What this task involves. Type out the complete listing below word for word, without its pictures.

Provided entries.
━━━━━━━━━━━━━━━━━━━━

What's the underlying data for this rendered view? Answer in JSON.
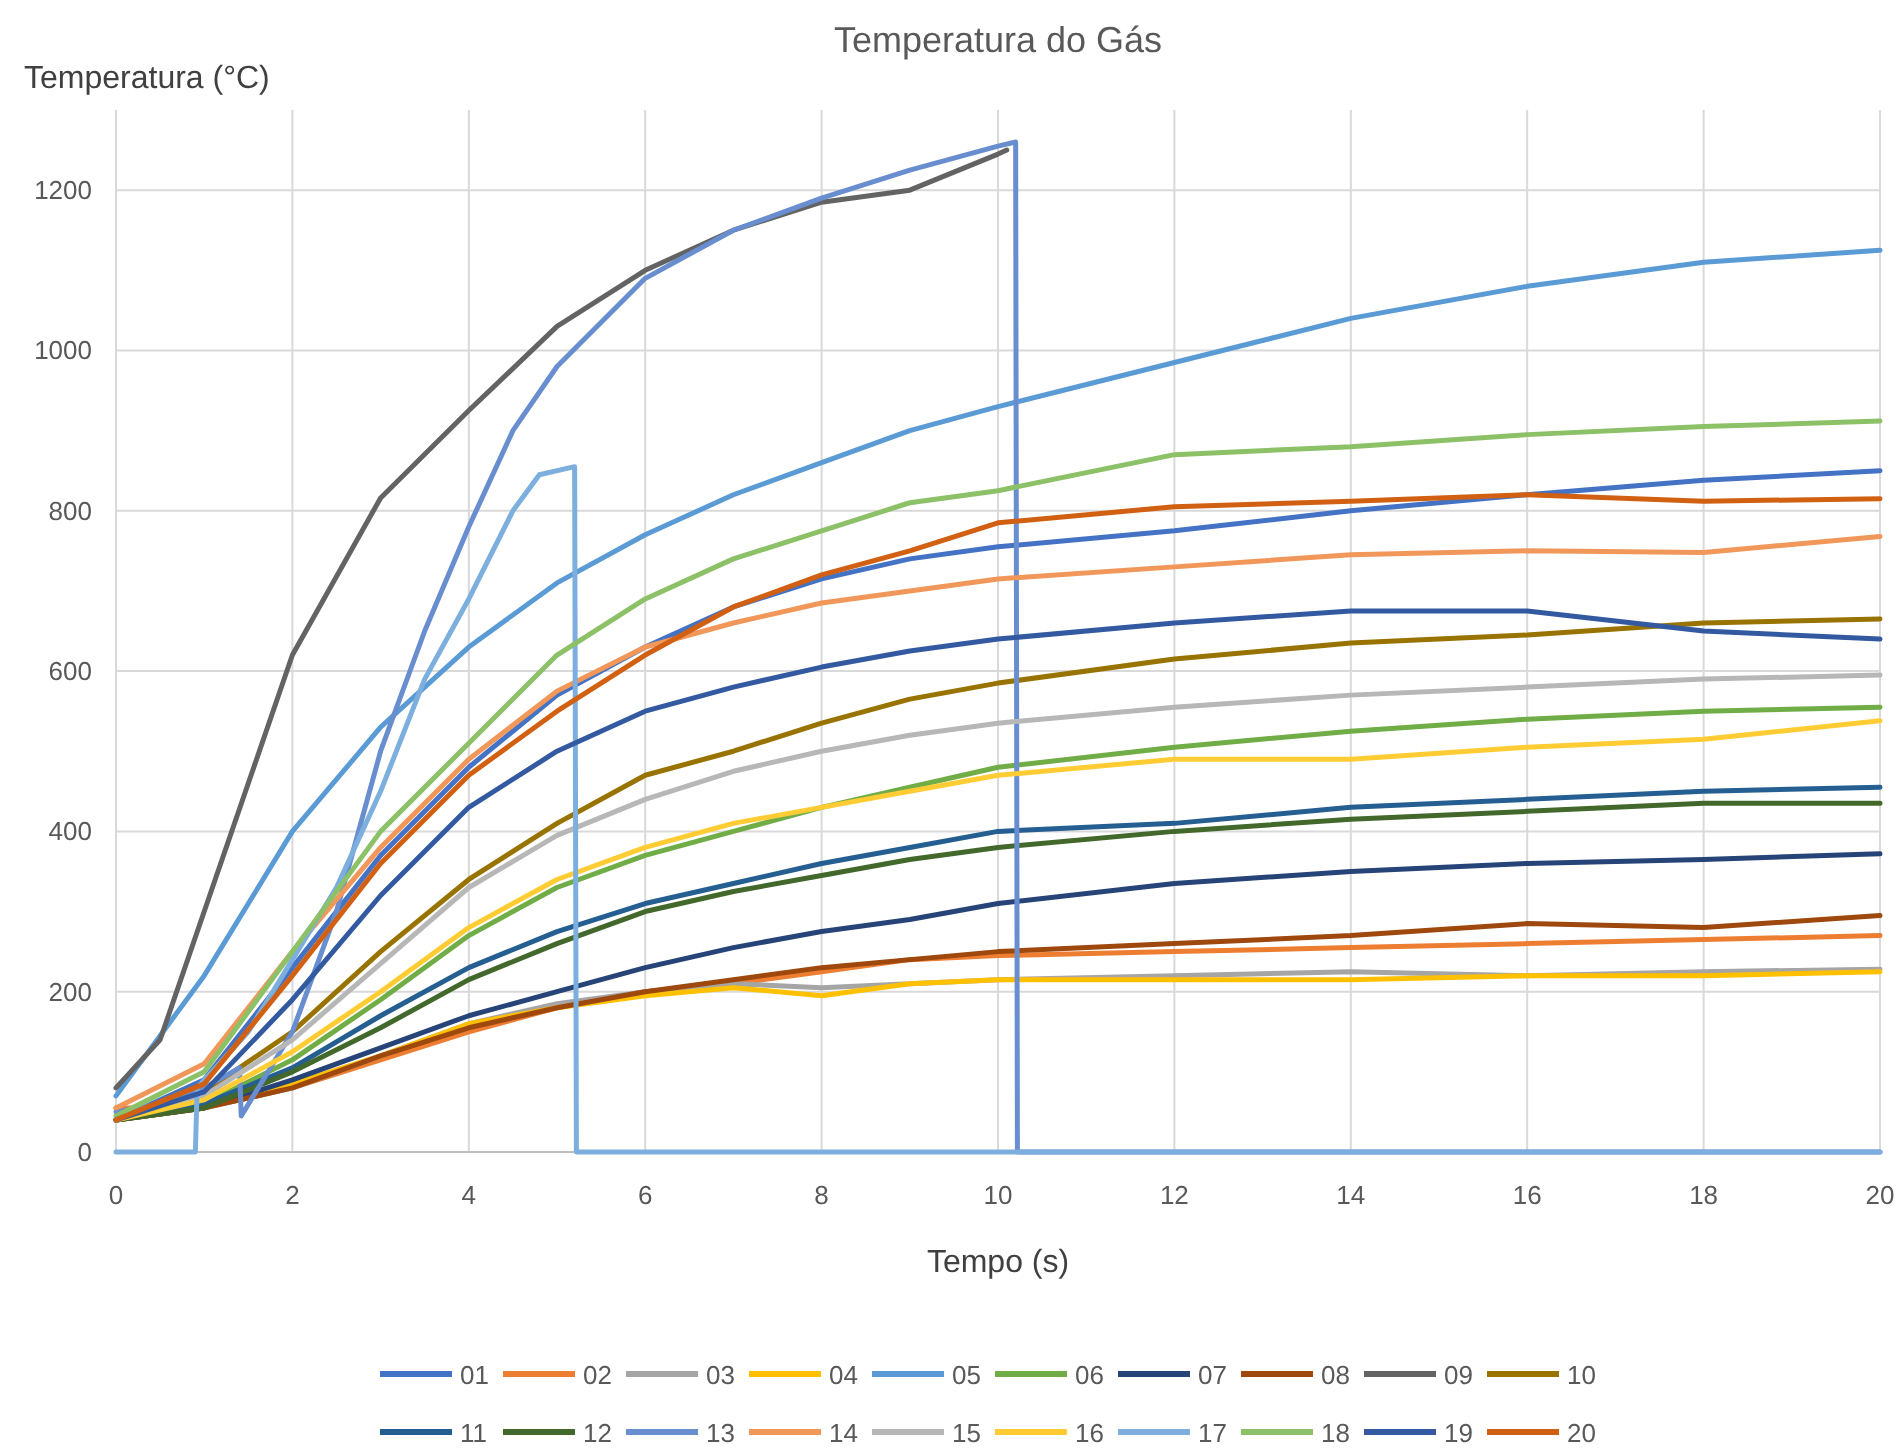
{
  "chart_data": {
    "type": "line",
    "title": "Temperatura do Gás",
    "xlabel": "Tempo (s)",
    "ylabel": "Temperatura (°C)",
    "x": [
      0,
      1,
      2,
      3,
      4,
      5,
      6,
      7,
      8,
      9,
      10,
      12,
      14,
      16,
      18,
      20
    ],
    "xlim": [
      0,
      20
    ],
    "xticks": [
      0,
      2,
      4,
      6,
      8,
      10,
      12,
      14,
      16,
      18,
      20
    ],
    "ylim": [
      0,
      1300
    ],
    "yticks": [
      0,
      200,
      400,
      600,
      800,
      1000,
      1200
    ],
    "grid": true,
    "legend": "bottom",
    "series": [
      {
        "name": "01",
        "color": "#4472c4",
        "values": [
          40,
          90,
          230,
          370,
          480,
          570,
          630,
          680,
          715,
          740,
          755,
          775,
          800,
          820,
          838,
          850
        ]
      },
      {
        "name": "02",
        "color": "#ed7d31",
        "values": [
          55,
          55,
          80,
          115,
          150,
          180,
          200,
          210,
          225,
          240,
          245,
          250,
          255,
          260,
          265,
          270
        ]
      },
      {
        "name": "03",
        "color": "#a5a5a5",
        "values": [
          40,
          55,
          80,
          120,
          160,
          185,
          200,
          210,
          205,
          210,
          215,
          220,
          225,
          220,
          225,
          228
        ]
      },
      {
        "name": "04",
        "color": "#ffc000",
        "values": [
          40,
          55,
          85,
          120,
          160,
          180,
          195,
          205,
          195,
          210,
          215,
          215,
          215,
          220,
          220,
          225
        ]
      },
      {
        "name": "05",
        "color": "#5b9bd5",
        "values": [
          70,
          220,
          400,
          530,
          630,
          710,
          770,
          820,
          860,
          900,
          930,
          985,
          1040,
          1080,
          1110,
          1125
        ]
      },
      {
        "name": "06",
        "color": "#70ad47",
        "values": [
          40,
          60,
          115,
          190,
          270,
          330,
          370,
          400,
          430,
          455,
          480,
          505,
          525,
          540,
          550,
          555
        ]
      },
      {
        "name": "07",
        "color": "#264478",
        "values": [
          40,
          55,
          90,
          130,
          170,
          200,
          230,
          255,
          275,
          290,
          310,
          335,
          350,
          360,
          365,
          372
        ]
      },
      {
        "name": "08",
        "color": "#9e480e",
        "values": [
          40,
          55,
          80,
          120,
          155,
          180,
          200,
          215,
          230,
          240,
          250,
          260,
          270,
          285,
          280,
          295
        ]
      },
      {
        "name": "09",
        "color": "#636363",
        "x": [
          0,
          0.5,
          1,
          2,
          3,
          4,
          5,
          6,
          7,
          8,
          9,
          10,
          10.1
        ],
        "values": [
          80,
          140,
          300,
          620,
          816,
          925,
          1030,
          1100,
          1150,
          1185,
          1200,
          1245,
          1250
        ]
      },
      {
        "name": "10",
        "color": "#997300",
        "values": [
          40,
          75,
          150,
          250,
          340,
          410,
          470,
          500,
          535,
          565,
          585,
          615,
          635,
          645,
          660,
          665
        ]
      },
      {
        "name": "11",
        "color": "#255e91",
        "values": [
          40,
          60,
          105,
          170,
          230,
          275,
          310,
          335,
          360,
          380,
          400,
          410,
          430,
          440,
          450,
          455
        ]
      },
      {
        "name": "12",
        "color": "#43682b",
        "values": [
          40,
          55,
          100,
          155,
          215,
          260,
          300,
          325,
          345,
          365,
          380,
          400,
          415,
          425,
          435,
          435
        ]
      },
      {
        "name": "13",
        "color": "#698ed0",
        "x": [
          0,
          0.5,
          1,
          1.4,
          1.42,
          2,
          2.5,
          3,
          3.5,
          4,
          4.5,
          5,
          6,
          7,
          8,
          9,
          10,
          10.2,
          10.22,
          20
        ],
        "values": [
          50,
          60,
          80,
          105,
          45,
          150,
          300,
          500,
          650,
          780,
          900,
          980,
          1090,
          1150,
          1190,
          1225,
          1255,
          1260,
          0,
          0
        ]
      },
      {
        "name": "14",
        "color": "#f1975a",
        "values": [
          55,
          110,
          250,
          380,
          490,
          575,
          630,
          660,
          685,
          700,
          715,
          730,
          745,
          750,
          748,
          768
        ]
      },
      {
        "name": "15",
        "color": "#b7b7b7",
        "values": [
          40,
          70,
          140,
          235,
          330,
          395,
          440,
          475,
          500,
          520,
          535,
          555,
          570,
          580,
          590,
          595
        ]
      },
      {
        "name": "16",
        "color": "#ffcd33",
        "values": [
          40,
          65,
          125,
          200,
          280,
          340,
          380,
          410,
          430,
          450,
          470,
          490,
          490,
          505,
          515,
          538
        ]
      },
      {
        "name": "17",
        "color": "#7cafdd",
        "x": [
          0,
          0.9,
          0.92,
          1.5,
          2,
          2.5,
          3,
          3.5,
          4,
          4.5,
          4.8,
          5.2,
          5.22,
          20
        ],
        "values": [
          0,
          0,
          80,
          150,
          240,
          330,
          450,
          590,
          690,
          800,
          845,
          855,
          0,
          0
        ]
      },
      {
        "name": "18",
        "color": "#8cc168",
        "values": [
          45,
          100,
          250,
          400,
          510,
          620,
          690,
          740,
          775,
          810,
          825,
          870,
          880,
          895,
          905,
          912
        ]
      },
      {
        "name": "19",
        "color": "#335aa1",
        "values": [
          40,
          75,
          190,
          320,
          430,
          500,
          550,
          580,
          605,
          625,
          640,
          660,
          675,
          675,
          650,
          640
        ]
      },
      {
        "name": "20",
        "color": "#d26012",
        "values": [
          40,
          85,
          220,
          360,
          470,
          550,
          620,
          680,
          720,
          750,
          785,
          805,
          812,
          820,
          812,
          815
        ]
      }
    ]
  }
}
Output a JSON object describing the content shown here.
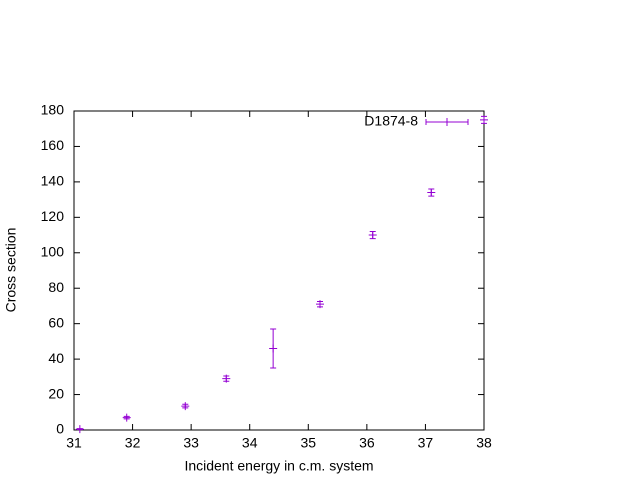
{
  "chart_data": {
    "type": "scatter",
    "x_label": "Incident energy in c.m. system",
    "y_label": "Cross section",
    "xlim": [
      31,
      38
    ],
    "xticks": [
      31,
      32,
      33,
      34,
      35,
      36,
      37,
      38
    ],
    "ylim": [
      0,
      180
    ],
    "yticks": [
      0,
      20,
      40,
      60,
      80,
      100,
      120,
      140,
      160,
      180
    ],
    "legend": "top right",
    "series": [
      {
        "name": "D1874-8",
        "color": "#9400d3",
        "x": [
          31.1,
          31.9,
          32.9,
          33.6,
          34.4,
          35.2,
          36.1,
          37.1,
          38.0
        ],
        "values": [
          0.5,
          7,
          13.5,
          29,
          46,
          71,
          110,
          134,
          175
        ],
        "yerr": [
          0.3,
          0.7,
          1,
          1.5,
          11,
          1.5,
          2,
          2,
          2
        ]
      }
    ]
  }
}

━━━━━━━━━━━━━━━━━━━━

Solution to the problem.
What's the underlying data for this rendered view? Answer in JSON.
{
  "chart_data": {
    "type": "line",
    "title": "Temperatura do Gás",
    "xlabel": "Tempo (s)",
    "ylabel": "Temperatura (°C)",
    "x": [
      0,
      1,
      2,
      3,
      4,
      5,
      6,
      7,
      8,
      9,
      10,
      12,
      14,
      16,
      18,
      20
    ],
    "xlim": [
      0,
      20
    ],
    "xticks": [
      0,
      2,
      4,
      6,
      8,
      10,
      12,
      14,
      16,
      18,
      20
    ],
    "ylim": [
      0,
      1300
    ],
    "yticks": [
      0,
      200,
      400,
      600,
      800,
      1000,
      1200
    ],
    "grid": true,
    "legend": "bottom",
    "series": [
      {
        "name": "01",
        "color": "#4472c4",
        "values": [
          40,
          90,
          230,
          370,
          480,
          570,
          630,
          680,
          715,
          740,
          755,
          775,
          800,
          820,
          838,
          850
        ]
      },
      {
        "name": "02",
        "color": "#ed7d31",
        "values": [
          55,
          55,
          80,
          115,
          150,
          180,
          200,
          210,
          225,
          240,
          245,
          250,
          255,
          260,
          265,
          270
        ]
      },
      {
        "name": "03",
        "color": "#a5a5a5",
        "values": [
          40,
          55,
          80,
          120,
          160,
          185,
          200,
          210,
          205,
          210,
          215,
          220,
          225,
          220,
          225,
          228
        ]
      },
      {
        "name": "04",
        "color": "#ffc000",
        "values": [
          40,
          55,
          85,
          120,
          160,
          180,
          195,
          205,
          195,
          210,
          215,
          215,
          215,
          220,
          220,
          225
        ]
      },
      {
        "name": "05",
        "color": "#5b9bd5",
        "values": [
          70,
          220,
          400,
          530,
          630,
          710,
          770,
          820,
          860,
          900,
          930,
          985,
          1040,
          1080,
          1110,
          1125
        ]
      },
      {
        "name": "06",
        "color": "#70ad47",
        "values": [
          40,
          60,
          115,
          190,
          270,
          330,
          370,
          400,
          430,
          455,
          480,
          505,
          525,
          540,
          550,
          555
        ]
      },
      {
        "name": "07",
        "color": "#264478",
        "values": [
          40,
          55,
          90,
          130,
          170,
          200,
          230,
          255,
          275,
          290,
          310,
          335,
          350,
          360,
          365,
          372
        ]
      },
      {
        "name": "08",
        "color": "#9e480e",
        "values": [
          40,
          55,
          80,
          120,
          155,
          180,
          200,
          215,
          230,
          240,
          250,
          260,
          270,
          285,
          280,
          295
        ]
      },
      {
        "name": "09",
        "color": "#636363",
        "x": [
          0,
          0.5,
          1,
          2,
          3,
          4,
          5,
          6,
          7,
          8,
          9,
          10,
          10.1
        ],
        "values": [
          80,
          140,
          300,
          620,
          816,
          925,
          1030,
          1100,
          1150,
          1185,
          1200,
          1245,
          1250
        ]
      },
      {
        "name": "10",
        "color": "#997300",
        "values": [
          40,
          75,
          150,
          250,
          340,
          410,
          470,
          500,
          535,
          565,
          585,
          615,
          635,
          645,
          660,
          665
        ]
      },
      {
        "name": "11",
        "color": "#255e91",
        "values": [
          40,
          60,
          105,
          170,
          230,
          275,
          310,
          335,
          360,
          380,
          400,
          410,
          430,
          440,
          450,
          455
        ]
      },
      {
        "name": "12",
        "color": "#43682b",
        "values": [
          40,
          55,
          100,
          155,
          215,
          260,
          300,
          325,
          345,
          365,
          380,
          400,
          415,
          425,
          435,
          435
        ]
      },
      {
        "name": "13",
        "color": "#698ed0",
        "x": [
          0,
          0.5,
          1,
          1.4,
          1.42,
          2,
          2.5,
          3,
          3.5,
          4,
          4.5,
          5,
          6,
          7,
          8,
          9,
          10,
          10.2,
          10.22,
          20
        ],
        "values": [
          50,
          60,
          80,
          105,
          45,
          150,
          300,
          500,
          650,
          780,
          900,
          980,
          1090,
          1150,
          1190,
          1225,
          1255,
          1260,
          0,
          0
        ]
      },
      {
        "name": "14",
        "color": "#f1975a",
        "values": [
          55,
          110,
          250,
          380,
          490,
          575,
          630,
          660,
          685,
          700,
          715,
          730,
          745,
          750,
          748,
          768
        ]
      },
      {
        "name": "15",
        "color": "#b7b7b7",
        "values": [
          40,
          70,
          140,
          235,
          330,
          395,
          440,
          475,
          500,
          520,
          535,
          555,
          570,
          580,
          590,
          595
        ]
      },
      {
        "name": "16",
        "color": "#ffcd33",
        "values": [
          40,
          65,
          125,
          200,
          280,
          340,
          380,
          410,
          430,
          450,
          470,
          490,
          490,
          505,
          515,
          538
        ]
      },
      {
        "name": "17",
        "color": "#7cafdd",
        "x": [
          0,
          0.9,
          0.92,
          1.5,
          2,
          2.5,
          3,
          3.5,
          4,
          4.5,
          4.8,
          5.2,
          5.22,
          20
        ],
        "values": [
          0,
          0,
          80,
          150,
          240,
          330,
          450,
          590,
          690,
          800,
          845,
          855,
          0,
          0
        ]
      },
      {
        "name": "18",
        "color": "#8cc168",
        "values": [
          45,
          100,
          250,
          400,
          510,
          620,
          690,
          740,
          775,
          810,
          825,
          870,
          880,
          895,
          905,
          912
        ]
      },
      {
        "name": "19",
        "color": "#335aa1",
        "values": [
          40,
          75,
          190,
          320,
          430,
          500,
          550,
          580,
          605,
          625,
          640,
          660,
          675,
          675,
          650,
          640
        ]
      },
      {
        "name": "20",
        "color": "#d26012",
        "values": [
          40,
          85,
          220,
          360,
          470,
          550,
          620,
          680,
          720,
          750,
          785,
          805,
          812,
          820,
          812,
          815
        ]
      }
    ]
  }
}
Output a JSON object describing the content shown here.
{
  "chart_data": {
    "type": "scatter",
    "x_label": "Incident energy in c.m. system",
    "y_label": "Cross section",
    "xlim": [
      31,
      38
    ],
    "xticks": [
      31,
      32,
      33,
      34,
      35,
      36,
      37,
      38
    ],
    "ylim": [
      0,
      180
    ],
    "yticks": [
      0,
      20,
      40,
      60,
      80,
      100,
      120,
      140,
      160,
      180
    ],
    "legend": "top right",
    "series": [
      {
        "name": "D1874-8",
        "color": "#9400d3",
        "x": [
          31.1,
          31.9,
          32.9,
          33.6,
          34.4,
          35.2,
          36.1,
          37.1,
          38.0
        ],
        "values": [
          0.5,
          7,
          13.5,
          29,
          46,
          71,
          110,
          134,
          175
        ],
        "yerr": [
          0.3,
          0.7,
          1,
          1.5,
          11,
          1.5,
          2,
          2,
          2
        ]
      }
    ]
  }
}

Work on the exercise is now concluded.